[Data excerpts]
..........

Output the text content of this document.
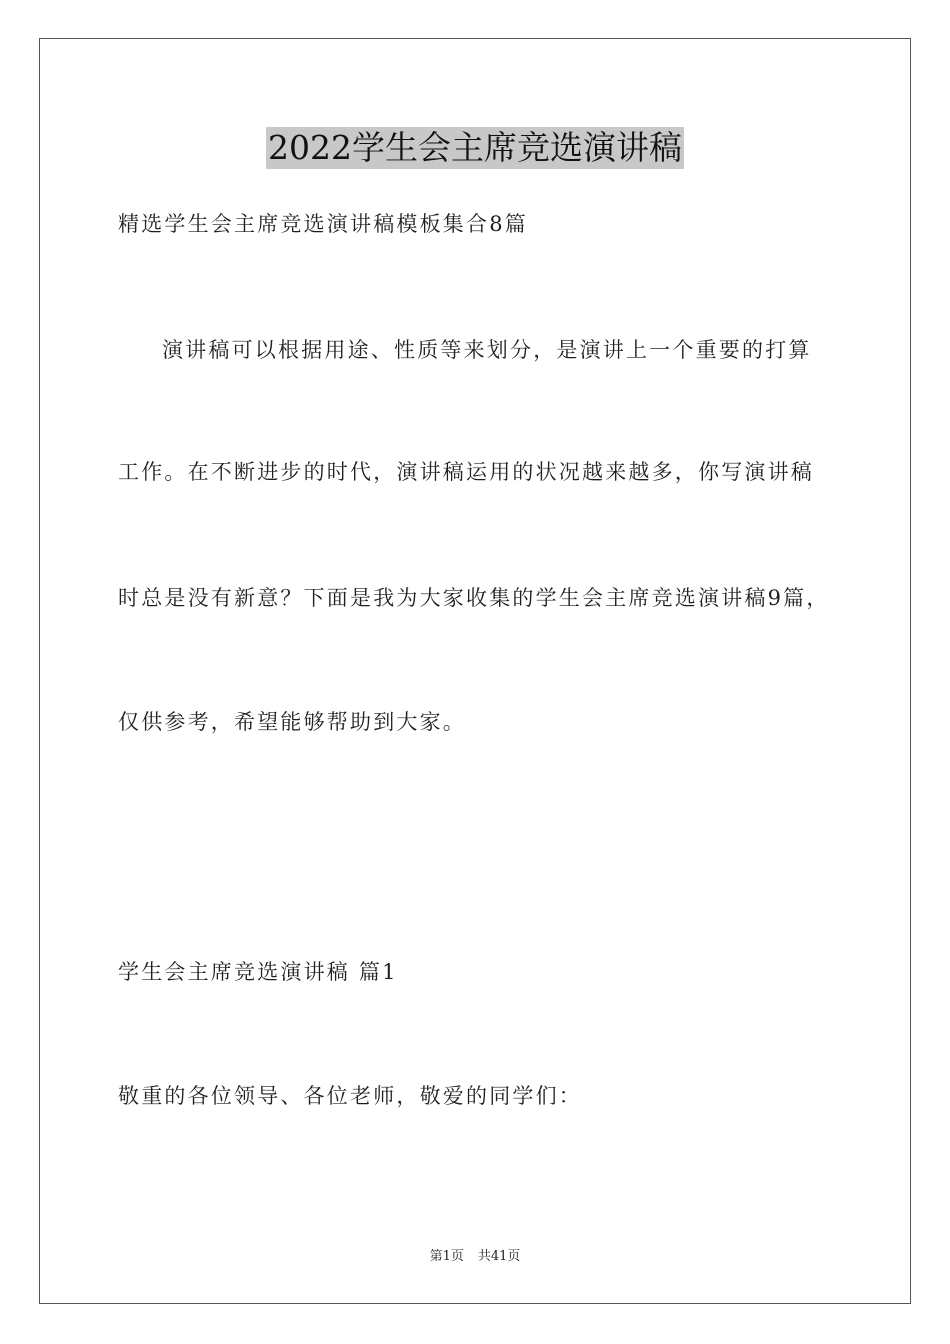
2022学生会主席竞选演讲稿
精选学生会主席竞选演讲稿模板集合8篇
演讲稿可以根据用途、性质等来划分，是演讲上一个重要的打算
工作。在不断进步的时代，演讲稿运用的状况越来越多，你写演讲稿
时总是没有新意？下面是我为大家收集的学生会主席竞选演讲稿9篇，
仅供参考，希望能够帮助到大家。
学生会主席竞选演讲稿 篇1
敬重的各位领导、各位老师，敬爱的同学们：
第1页 共41页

..........

- _Directions_
Except for the pictures, copy every line of the records above exactly.

- _Answer below_
Output the text content of this document.
2022学生会主席竞选演讲稿
精选学生会主席竞选演讲稿模板集合8篇
演讲稿可以根据用途、性质等来划分，是演讲上一个重要的打算
工作。在不断进步的时代，演讲稿运用的状况越来越多，你写演讲稿
时总是没有新意？下面是我为大家收集的学生会主席竞选演讲稿9篇，
仅供参考，希望能够帮助到大家。
学生会主席竞选演讲稿 篇1
敬重的各位领导、各位老师，敬爱的同学们：
第1页 共41页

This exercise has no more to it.